* **Job**: Each line below should be quoted exactly, please.

====== Input data

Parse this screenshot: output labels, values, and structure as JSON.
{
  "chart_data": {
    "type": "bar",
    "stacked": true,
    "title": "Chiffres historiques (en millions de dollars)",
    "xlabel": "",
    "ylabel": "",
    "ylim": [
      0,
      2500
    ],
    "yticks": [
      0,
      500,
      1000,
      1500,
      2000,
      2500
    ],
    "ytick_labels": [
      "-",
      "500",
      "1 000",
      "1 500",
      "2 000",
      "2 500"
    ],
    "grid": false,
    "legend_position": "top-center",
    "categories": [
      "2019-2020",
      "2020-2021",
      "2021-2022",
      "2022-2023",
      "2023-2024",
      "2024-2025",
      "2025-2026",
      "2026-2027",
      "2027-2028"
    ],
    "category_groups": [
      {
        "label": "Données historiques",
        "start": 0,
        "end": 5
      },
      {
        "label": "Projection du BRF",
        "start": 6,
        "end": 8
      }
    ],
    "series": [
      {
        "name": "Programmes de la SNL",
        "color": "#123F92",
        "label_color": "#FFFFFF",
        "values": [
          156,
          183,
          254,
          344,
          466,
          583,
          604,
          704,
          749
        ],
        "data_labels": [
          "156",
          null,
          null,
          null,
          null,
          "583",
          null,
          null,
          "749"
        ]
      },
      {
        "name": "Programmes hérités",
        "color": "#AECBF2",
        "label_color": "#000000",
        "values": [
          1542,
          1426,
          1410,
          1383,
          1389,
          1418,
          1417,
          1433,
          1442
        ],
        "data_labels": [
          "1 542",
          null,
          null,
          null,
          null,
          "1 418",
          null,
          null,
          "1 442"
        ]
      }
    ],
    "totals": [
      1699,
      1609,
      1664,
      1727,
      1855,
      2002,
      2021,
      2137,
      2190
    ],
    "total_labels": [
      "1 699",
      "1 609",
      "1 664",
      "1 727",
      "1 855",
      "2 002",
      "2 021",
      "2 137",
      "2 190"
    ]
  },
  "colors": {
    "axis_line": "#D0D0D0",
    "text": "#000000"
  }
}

============

* **Expected answer**:
Parse this screenshot: output labels, values, and structure as JSON.
{
  "chart_data": {
    "type": "bar",
    "stacked": true,
    "title": "Chiffres historiques (en millions de dollars)",
    "xlabel": "",
    "ylabel": "",
    "ylim": [
      0,
      2500
    ],
    "yticks": [
      0,
      500,
      1000,
      1500,
      2000,
      2500
    ],
    "ytick_labels": [
      "-",
      "500",
      "1 000",
      "1 500",
      "2 000",
      "2 500"
    ],
    "grid": false,
    "legend_position": "top-center",
    "categories": [
      "2019-2020",
      "2020-2021",
      "2021-2022",
      "2022-2023",
      "2023-2024",
      "2024-2025",
      "2025-2026",
      "2026-2027",
      "2027-2028"
    ],
    "category_groups": [
      {
        "label": "Données historiques",
        "start": 0,
        "end": 5
      },
      {
        "label": "Projection du BRF",
        "start": 6,
        "end": 8
      }
    ],
    "series": [
      {
        "name": "Programmes de la SNL",
        "color": "#123F92",
        "label_color": "#FFFFFF",
        "values": [
          156,
          183,
          254,
          344,
          466,
          583,
          604,
          704,
          749
        ],
        "data_labels": [
          "156",
          null,
          null,
          null,
          null,
          "583",
          null,
          null,
          "749"
        ]
      },
      {
        "name": "Programmes hérités",
        "color": "#AECBF2",
        "label_color": "#000000",
        "values": [
          1542,
          1426,
          1410,
          1383,
          1389,
          1418,
          1417,
          1433,
          1442
        ],
        "data_labels": [
          "1 542",
          null,
          null,
          null,
          null,
          "1 418",
          null,
          null,
          "1 442"
        ]
      }
    ],
    "totals": [
      1699,
      1609,
      1664,
      1727,
      1855,
      2002,
      2021,
      2137,
      2190
    ],
    "total_labels": [
      "1 699",
      "1 609",
      "1 664",
      "1 727",
      "1 855",
      "2 002",
      "2 021",
      "2 137",
      "2 190"
    ]
  },
  "colors": {
    "axis_line": "#D0D0D0",
    "text": "#000000"
  }
}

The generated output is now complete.